** Work to do **
Write out the material exactly. Do not include the pictures.

[Data excerpts]
━━━━━━━━━━━━━━━━━━━━━━━━━━━━━━

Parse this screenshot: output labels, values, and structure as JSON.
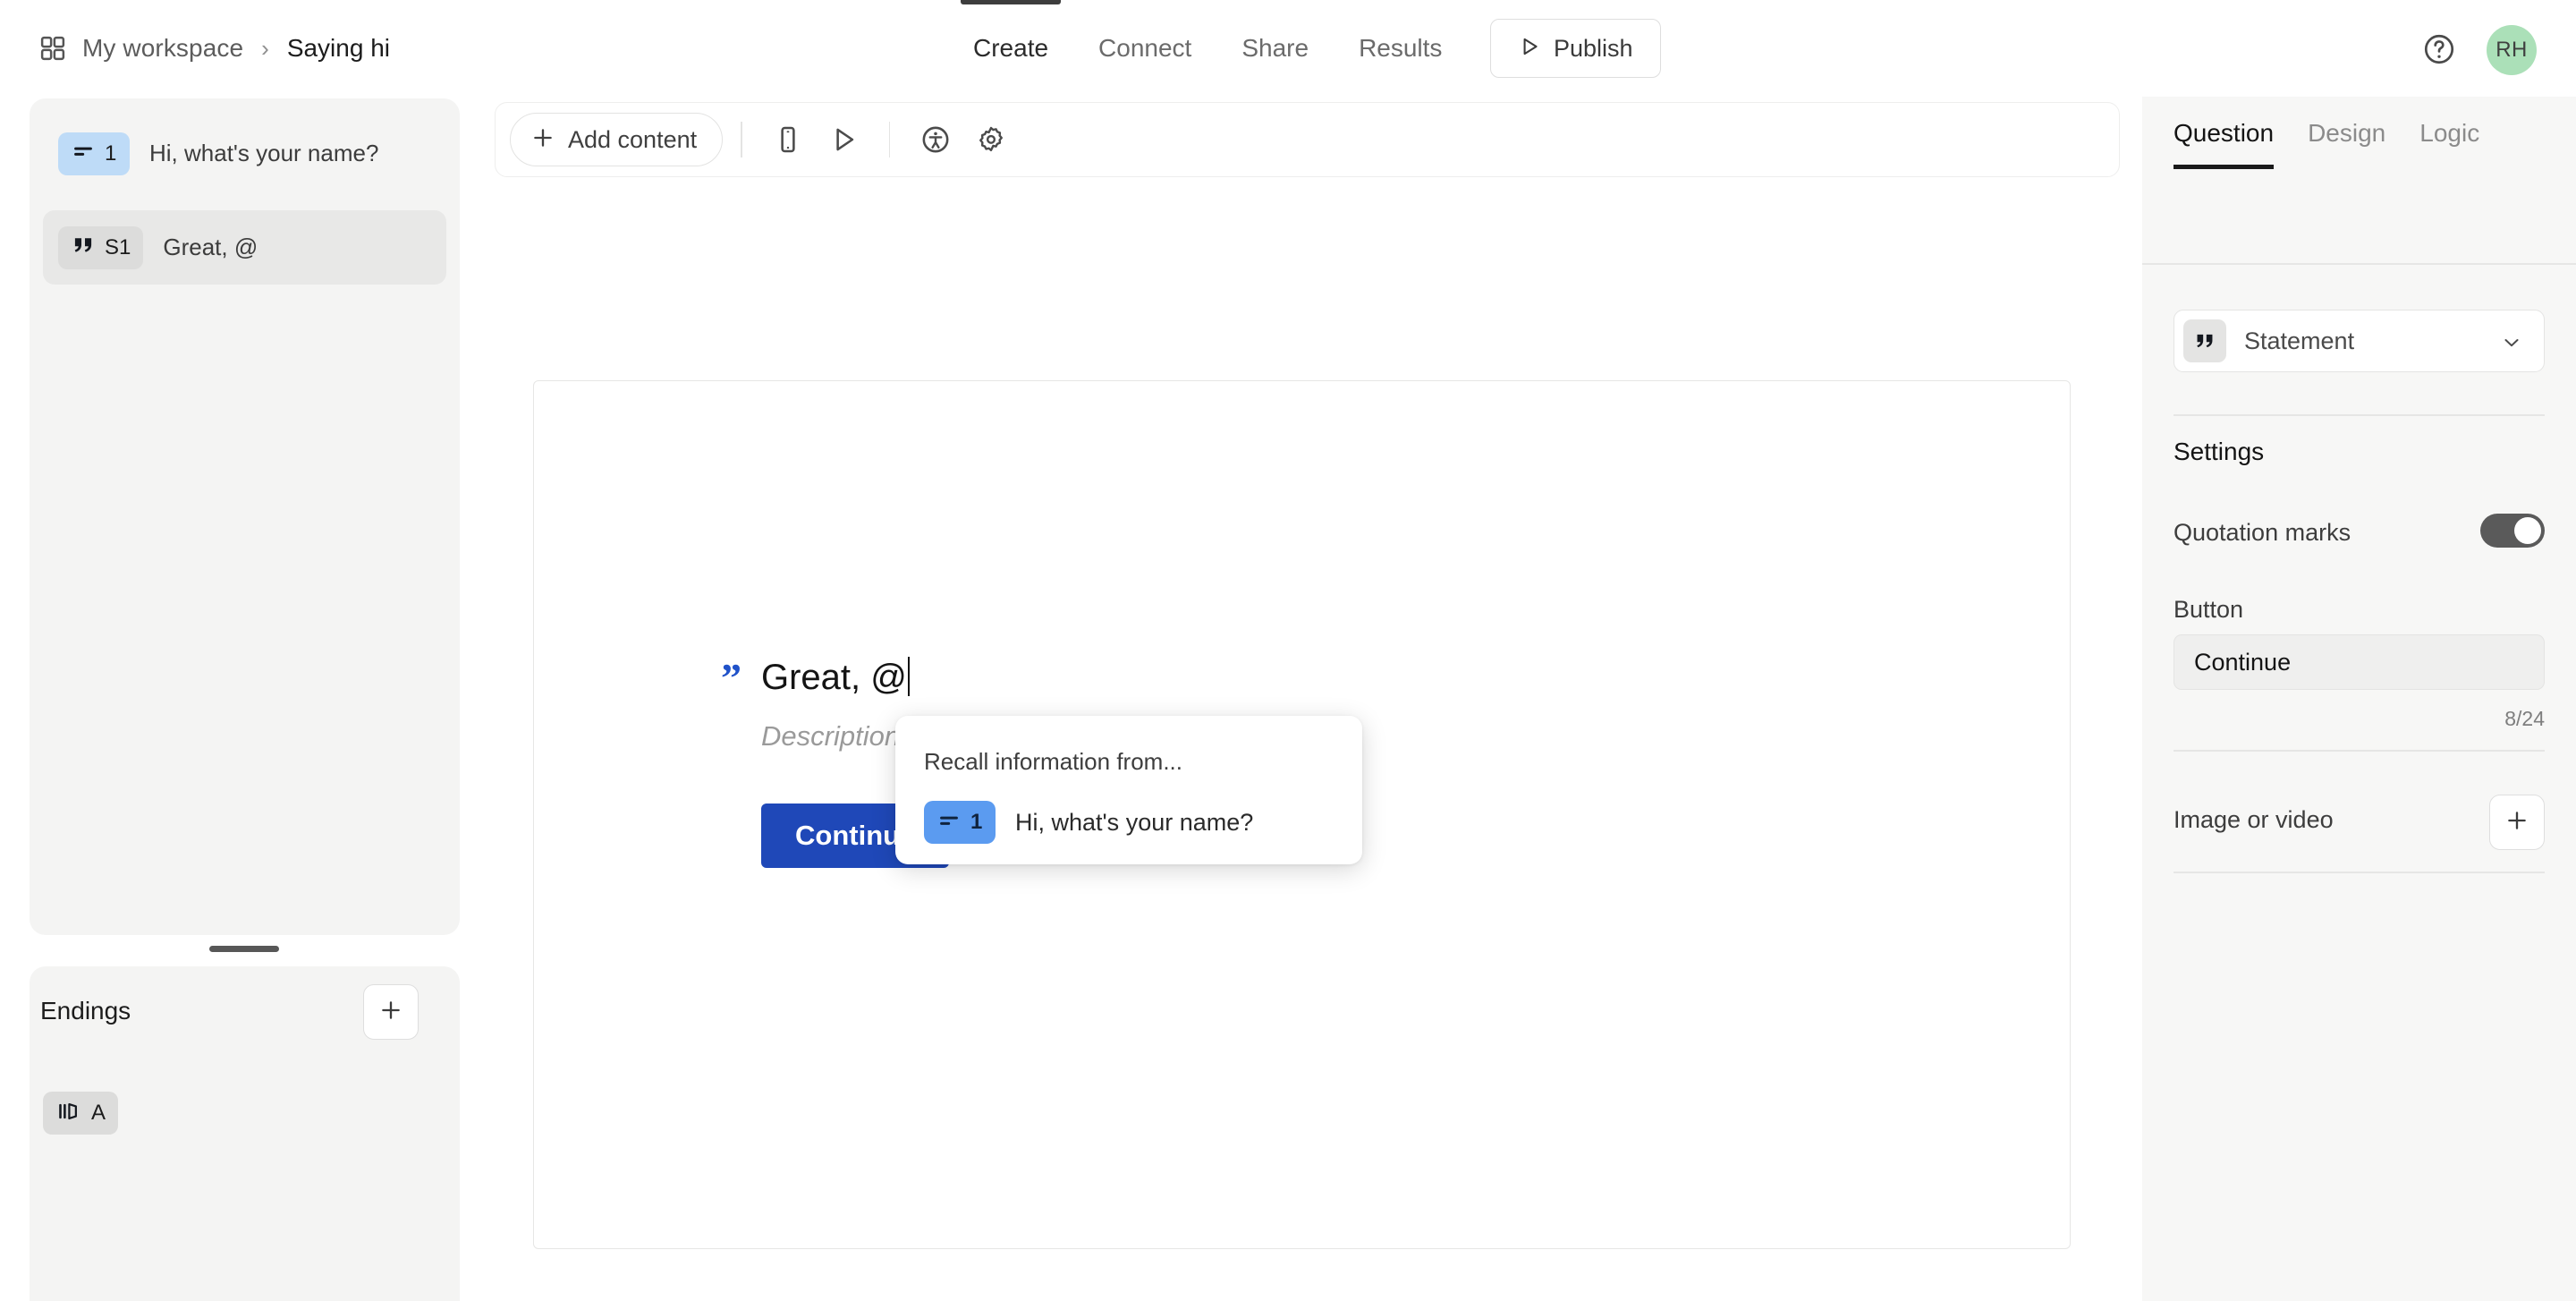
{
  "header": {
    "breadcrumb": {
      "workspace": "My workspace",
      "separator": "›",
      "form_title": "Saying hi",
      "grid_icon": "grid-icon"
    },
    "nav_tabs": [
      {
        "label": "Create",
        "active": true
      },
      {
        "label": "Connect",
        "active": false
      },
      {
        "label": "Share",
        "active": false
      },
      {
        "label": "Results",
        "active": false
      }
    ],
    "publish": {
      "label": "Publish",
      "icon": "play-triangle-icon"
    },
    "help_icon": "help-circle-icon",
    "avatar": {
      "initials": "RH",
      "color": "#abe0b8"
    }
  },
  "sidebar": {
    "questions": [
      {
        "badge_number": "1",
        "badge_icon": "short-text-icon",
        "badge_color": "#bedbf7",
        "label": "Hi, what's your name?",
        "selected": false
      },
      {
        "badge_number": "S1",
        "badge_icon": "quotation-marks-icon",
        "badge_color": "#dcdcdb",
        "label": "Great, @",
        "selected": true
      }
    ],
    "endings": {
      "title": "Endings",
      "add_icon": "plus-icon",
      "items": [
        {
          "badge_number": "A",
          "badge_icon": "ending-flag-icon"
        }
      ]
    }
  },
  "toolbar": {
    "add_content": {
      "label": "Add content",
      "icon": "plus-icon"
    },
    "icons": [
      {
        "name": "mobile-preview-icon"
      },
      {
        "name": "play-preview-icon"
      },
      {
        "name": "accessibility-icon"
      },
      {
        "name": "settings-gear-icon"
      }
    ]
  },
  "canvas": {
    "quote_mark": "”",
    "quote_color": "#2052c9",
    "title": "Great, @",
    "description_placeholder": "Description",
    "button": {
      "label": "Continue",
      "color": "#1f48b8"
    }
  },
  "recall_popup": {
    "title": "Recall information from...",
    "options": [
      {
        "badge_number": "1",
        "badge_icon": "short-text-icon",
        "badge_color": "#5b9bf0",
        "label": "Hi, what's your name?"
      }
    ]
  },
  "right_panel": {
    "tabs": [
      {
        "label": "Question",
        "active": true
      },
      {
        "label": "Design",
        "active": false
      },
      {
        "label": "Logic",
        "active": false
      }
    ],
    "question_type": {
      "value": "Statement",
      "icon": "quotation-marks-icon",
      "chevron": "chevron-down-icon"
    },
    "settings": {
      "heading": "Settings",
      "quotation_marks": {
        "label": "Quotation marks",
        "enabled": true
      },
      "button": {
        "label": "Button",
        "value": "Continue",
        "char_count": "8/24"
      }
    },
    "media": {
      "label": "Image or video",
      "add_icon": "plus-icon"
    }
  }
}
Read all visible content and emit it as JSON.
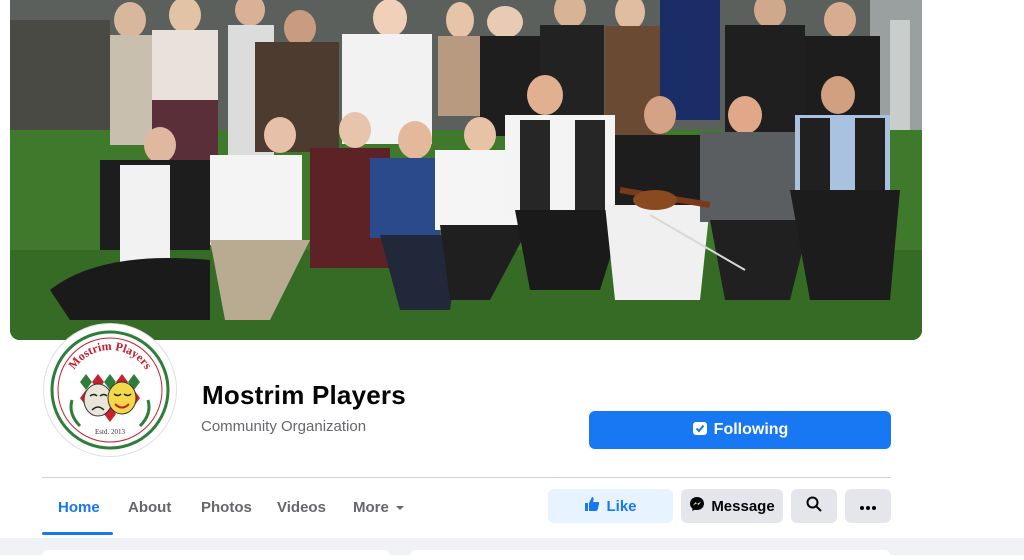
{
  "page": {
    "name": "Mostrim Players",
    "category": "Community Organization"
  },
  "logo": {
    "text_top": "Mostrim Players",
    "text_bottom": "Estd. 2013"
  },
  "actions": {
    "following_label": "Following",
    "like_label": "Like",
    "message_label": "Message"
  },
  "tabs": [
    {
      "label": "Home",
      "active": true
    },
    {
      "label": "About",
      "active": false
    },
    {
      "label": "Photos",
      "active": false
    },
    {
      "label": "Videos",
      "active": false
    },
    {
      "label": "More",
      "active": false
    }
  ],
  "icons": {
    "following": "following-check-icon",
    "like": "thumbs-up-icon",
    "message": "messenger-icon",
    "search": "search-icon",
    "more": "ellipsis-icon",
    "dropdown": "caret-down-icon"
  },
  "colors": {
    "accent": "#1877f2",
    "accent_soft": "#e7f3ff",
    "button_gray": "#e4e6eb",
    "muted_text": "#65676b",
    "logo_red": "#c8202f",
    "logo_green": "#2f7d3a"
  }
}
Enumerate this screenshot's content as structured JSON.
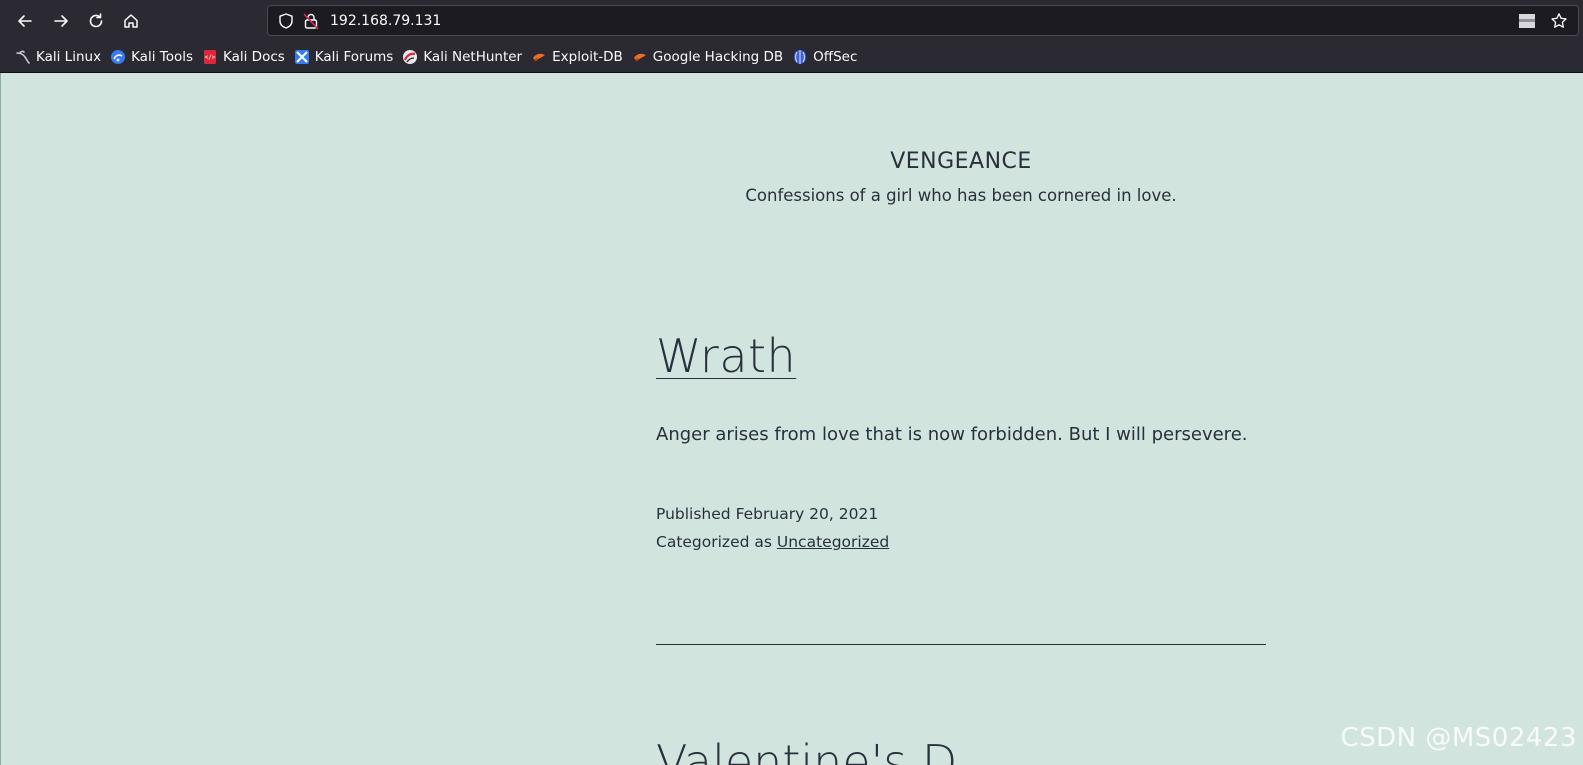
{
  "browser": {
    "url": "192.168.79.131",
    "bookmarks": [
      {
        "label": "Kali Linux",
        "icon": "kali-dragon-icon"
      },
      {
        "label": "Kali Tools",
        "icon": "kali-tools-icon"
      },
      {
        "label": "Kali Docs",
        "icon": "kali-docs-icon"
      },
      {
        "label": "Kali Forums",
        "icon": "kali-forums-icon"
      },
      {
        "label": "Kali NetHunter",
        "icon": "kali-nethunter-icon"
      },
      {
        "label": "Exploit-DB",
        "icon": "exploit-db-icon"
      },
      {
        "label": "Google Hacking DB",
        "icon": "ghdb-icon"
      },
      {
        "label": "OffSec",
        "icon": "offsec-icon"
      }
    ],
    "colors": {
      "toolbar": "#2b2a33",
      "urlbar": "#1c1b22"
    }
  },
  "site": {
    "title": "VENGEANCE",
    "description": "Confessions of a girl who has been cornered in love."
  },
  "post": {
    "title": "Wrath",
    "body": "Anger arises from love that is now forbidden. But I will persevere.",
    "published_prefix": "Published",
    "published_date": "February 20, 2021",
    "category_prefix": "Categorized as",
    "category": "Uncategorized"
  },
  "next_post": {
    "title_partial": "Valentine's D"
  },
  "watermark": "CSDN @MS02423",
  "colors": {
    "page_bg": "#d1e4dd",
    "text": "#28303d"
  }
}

━━━━━━━━━━━━━━━━━━━━━━━━━━━━━━

** Written answer **
Parse this screenshot: output labels, values, and structure as JSON.
{
  "header": {
    "breadcrumb": {
      "workspace": "My workspace",
      "separator": "›",
      "form_title": "Saying hi",
      "grid_icon": "grid-icon"
    },
    "nav_tabs": [
      {
        "label": "Create",
        "active": true
      },
      {
        "label": "Connect",
        "active": false
      },
      {
        "label": "Share",
        "active": false
      },
      {
        "label": "Results",
        "active": false
      }
    ],
    "publish": {
      "label": "Publish",
      "icon": "play-triangle-icon"
    },
    "help_icon": "help-circle-icon",
    "avatar": {
      "initials": "RH",
      "color": "#abe0b8"
    }
  },
  "sidebar": {
    "questions": [
      {
        "badge_number": "1",
        "badge_icon": "short-text-icon",
        "badge_color": "#bedbf7",
        "label": "Hi, what's your name?",
        "selected": false
      },
      {
        "badge_number": "S1",
        "badge_icon": "quotation-marks-icon",
        "badge_color": "#dcdcdb",
        "label": "Great, @",
        "selected": true
      }
    ],
    "endings": {
      "title": "Endings",
      "add_icon": "plus-icon",
      "items": [
        {
          "badge_number": "A",
          "badge_icon": "ending-flag-icon"
        }
      ]
    }
  },
  "toolbar": {
    "add_content": {
      "label": "Add content",
      "icon": "plus-icon"
    },
    "icons": [
      {
        "name": "mobile-preview-icon"
      },
      {
        "name": "play-preview-icon"
      },
      {
        "name": "accessibility-icon"
      },
      {
        "name": "settings-gear-icon"
      }
    ]
  },
  "canvas": {
    "quote_mark": "”",
    "quote_color": "#2052c9",
    "title": "Great, @",
    "description_placeholder": "Description",
    "button": {
      "label": "Continue",
      "color": "#1f48b8"
    }
  },
  "recall_popup": {
    "title": "Recall information from...",
    "options": [
      {
        "badge_number": "1",
        "badge_icon": "short-text-icon",
        "badge_color": "#5b9bf0",
        "label": "Hi, what's your name?"
      }
    ]
  },
  "right_panel": {
    "tabs": [
      {
        "label": "Question",
        "active": true
      },
      {
        "label": "Design",
        "active": false
      },
      {
        "label": "Logic",
        "active": false
      }
    ],
    "question_type": {
      "value": "Statement",
      "icon": "quotation-marks-icon",
      "chevron": "chevron-down-icon"
    },
    "settings": {
      "heading": "Settings",
      "quotation_marks": {
        "label": "Quotation marks",
        "enabled": true
      },
      "button": {
        "label": "Button",
        "value": "Continue",
        "char_count": "8/24"
      }
    },
    "media": {
      "label": "Image or video",
      "add_icon": "plus-icon"
    }
  }
}
Read all visible content and emit it as JSON.
{
  "page": {
    "name": "Mostrim Players",
    "category": "Community Organization"
  },
  "logo": {
    "text_top": "Mostrim Players",
    "text_bottom": "Estd. 2013"
  },
  "actions": {
    "following_label": "Following",
    "like_label": "Like",
    "message_label": "Message"
  },
  "tabs": [
    {
      "label": "Home",
      "active": true
    },
    {
      "label": "About",
      "active": false
    },
    {
      "label": "Photos",
      "active": false
    },
    {
      "label": "Videos",
      "active": false
    },
    {
      "label": "More",
      "active": false
    }
  ],
  "icons": {
    "following": "following-check-icon",
    "like": "thumbs-up-icon",
    "message": "messenger-icon",
    "search": "search-icon",
    "more": "ellipsis-icon",
    "dropdown": "caret-down-icon"
  },
  "colors": {
    "accent": "#1877f2",
    "accent_soft": "#e7f3ff",
    "button_gray": "#e4e6eb",
    "muted_text": "#65676b",
    "logo_red": "#c8202f",
    "logo_green": "#2f7d3a"
  }
}
Enumerate this screenshot's content as structured JSON.
{
  "browser": {
    "url": "192.168.79.131",
    "bookmarks": [
      {
        "label": "Kali Linux",
        "icon": "kali-dragon-icon"
      },
      {
        "label": "Kali Tools",
        "icon": "kali-tools-icon"
      },
      {
        "label": "Kali Docs",
        "icon": "kali-docs-icon"
      },
      {
        "label": "Kali Forums",
        "icon": "kali-forums-icon"
      },
      {
        "label": "Kali NetHunter",
        "icon": "kali-nethunter-icon"
      },
      {
        "label": "Exploit-DB",
        "icon": "exploit-db-icon"
      },
      {
        "label": "Google Hacking DB",
        "icon": "ghdb-icon"
      },
      {
        "label": "OffSec",
        "icon": "offsec-icon"
      }
    ],
    "colors": {
      "toolbar": "#2b2a33",
      "urlbar": "#1c1b22"
    }
  },
  "site": {
    "title": "VENGEANCE",
    "description": "Confessions of a girl who has been cornered in love."
  },
  "post": {
    "title": "Wrath",
    "body": "Anger arises from love that is now forbidden. But I will persevere.",
    "published_prefix": "Published",
    "published_date": "February 20, 2021",
    "category_prefix": "Categorized as",
    "category": "Uncategorized"
  },
  "next_post": {
    "title_partial": "Valentine's D"
  },
  "watermark": "CSDN @MS02423",
  "colors": {
    "page_bg": "#d1e4dd",
    "text": "#28303d"
  }
}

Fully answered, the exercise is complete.